TASK PROMPT
Find the string "this" in the data, then copy every line where it is found.

* START STORED RECORDS *

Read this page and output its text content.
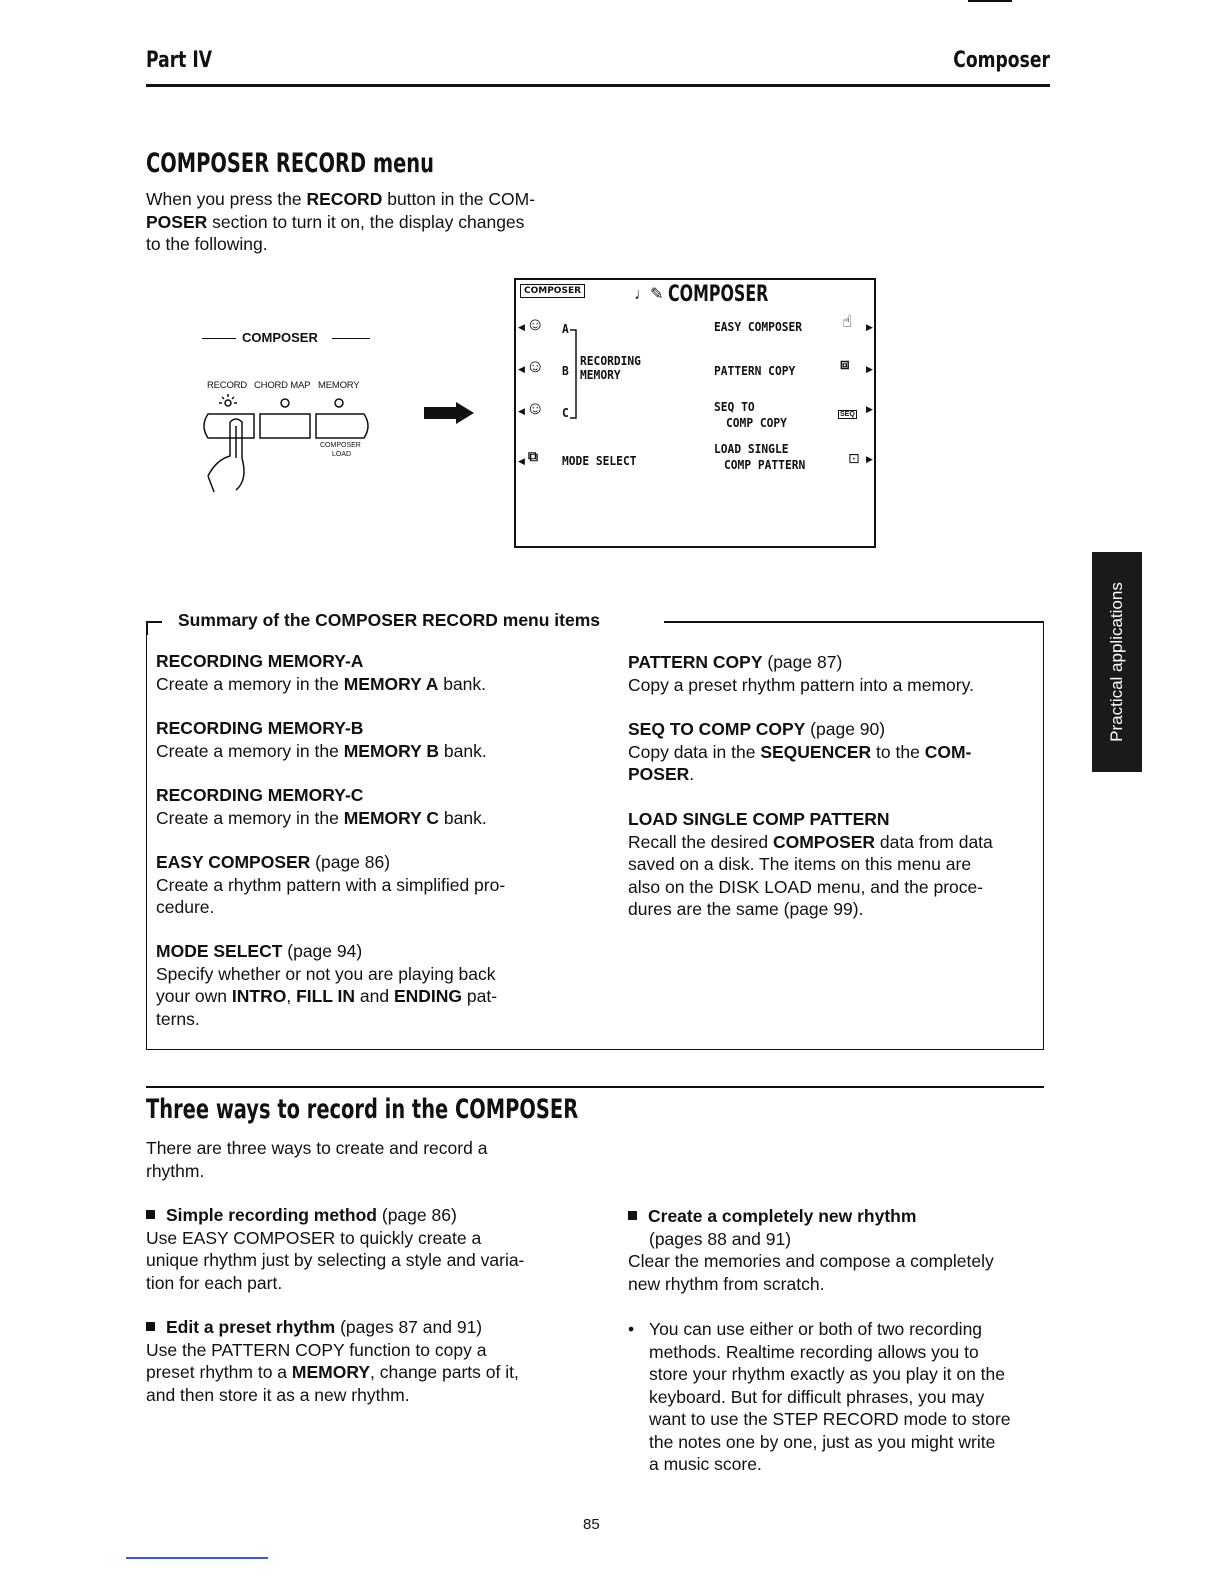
Part IV	Composer
COMPOSER RECORD menu
When you press the RECORD button in the COM-
POSER section to turn it on, the display changes
to the following.
COMPOSER
RECORD CHORD MAP MEMORY
COMPOSER
LOAD
COMPOSER	♩✎ COMPOSER
◀ ☺ A
◀ ☺ B
◀ ☺ C
RECORDING
MEMORY
◀ ⧉ MODE SELECT
EASY COMPOSER ☝ ▶
PATTERN COPY	⧈ ▶
SEQ TO
COMP COPY
SEQ
▶
LOAD SINGLE
COMP PATTERN	⊡ ▶
Practical applications
Summary of the COMPOSER RECORD menu items
RECORDING MEMORY-A
Create a memory in the MEMORY A bank.
RECORDING MEMORY-B
Create a memory in the MEMORY B bank.
RECORDING MEMORY-C
Create a memory in the MEMORY C bank.
EASY COMPOSER (page 86)
Create a rhythm pattern with a simplified pro-
cedure.
MODE SELECT (page 94)
Specify whether or not you are playing back
your own INTRO, FILL IN and ENDING pat-
terns.
PATTERN COPY (page 87)
Copy a preset rhythm pattern into a memory.
SEQ TO COMP COPY (page 90)
Copy data in the SEQUENCER to the COM-
POSER.
LOAD SINGLE COMP PATTERN
Recall the desired COMPOSER data from data
saved on a disk. The items on this menu are
also on the DISK LOAD menu, and the proce-
dures are the same (page 99).
Three ways to record in the COMPOSER
There are three ways to create and record a
rhythm.
Simple recording method (page 86)
Use EASY COMPOSER to quickly create a
unique rhythm just by selecting a style and varia-
tion for each part.
Edit a preset rhythm (pages 87 and 91)
Use the PATTERN COPY function to copy a
preset rhythm to a MEMORY, change parts of it,
and then store it as a new rhythm.
Create a completely new rhythm
(pages 88 and 91)
Clear the memories and compose a completely
new rhythm from scratch.
• You can use either or both of two recording
methods. Realtime recording allows you to
store your rhythm exactly as you play it on the
keyboard. But for difficult phrases, you may
want to use the STEP RECORD mode to store
the notes one by one, just as you might write
a music score.
85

* END STORED RECORDS *

OUTPUT
Read this page and output its text content.
saved on a disk. The items on this menu are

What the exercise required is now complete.